# [Aim]
In the listing below, how many lines contain the word "Clearcoat"? Please respond with the number only.

··· Information supplied

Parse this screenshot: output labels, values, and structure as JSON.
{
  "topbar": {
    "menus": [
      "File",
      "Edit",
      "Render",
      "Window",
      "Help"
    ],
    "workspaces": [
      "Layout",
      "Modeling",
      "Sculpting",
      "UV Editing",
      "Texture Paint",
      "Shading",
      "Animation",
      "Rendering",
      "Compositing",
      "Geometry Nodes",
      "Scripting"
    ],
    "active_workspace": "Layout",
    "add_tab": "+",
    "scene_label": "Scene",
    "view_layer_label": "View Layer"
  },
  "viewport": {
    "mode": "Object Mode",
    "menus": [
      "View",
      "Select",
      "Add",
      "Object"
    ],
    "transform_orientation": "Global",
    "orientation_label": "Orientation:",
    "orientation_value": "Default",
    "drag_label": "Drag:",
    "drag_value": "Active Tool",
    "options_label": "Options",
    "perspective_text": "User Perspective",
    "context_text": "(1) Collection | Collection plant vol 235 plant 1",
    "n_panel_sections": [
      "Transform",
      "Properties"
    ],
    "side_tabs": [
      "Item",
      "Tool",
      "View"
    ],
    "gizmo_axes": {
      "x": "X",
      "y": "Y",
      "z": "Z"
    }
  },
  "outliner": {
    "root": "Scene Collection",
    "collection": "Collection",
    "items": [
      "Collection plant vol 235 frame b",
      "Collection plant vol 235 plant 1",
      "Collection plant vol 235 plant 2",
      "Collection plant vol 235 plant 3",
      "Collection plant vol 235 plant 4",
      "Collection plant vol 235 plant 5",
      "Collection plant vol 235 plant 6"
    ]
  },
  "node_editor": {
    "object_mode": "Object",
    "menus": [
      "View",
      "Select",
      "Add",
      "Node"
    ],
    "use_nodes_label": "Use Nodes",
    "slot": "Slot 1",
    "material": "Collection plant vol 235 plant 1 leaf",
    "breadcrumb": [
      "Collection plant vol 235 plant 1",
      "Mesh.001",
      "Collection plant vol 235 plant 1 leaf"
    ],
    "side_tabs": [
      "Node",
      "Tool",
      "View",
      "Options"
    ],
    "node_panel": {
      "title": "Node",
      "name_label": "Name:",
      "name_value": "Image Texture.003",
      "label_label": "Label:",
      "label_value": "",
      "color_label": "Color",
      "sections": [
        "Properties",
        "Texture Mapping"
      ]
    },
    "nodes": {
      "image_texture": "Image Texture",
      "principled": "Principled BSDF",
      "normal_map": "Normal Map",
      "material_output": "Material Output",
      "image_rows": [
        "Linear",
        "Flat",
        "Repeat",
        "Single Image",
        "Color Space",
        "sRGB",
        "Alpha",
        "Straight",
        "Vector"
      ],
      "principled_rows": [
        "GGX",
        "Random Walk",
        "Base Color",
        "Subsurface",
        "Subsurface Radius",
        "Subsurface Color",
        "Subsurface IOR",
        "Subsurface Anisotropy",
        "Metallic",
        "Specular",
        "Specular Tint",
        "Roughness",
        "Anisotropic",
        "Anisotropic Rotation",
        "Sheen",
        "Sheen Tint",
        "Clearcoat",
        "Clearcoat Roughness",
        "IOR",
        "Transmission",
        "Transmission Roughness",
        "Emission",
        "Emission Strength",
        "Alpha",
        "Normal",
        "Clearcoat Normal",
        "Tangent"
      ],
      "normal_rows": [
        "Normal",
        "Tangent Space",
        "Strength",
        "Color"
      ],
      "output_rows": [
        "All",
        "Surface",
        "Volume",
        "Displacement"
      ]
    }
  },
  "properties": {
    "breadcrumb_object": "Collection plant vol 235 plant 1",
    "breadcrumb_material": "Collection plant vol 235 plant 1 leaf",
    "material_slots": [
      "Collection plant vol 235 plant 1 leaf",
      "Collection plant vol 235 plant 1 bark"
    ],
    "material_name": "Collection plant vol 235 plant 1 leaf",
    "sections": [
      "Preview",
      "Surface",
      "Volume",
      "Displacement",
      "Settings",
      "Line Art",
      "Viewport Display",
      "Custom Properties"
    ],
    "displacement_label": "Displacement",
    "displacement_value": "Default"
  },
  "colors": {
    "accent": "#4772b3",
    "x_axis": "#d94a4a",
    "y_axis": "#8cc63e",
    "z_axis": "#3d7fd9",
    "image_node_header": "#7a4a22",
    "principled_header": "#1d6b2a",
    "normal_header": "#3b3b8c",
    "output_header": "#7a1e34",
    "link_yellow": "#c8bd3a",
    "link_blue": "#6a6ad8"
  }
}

······

# [Exercise response]
3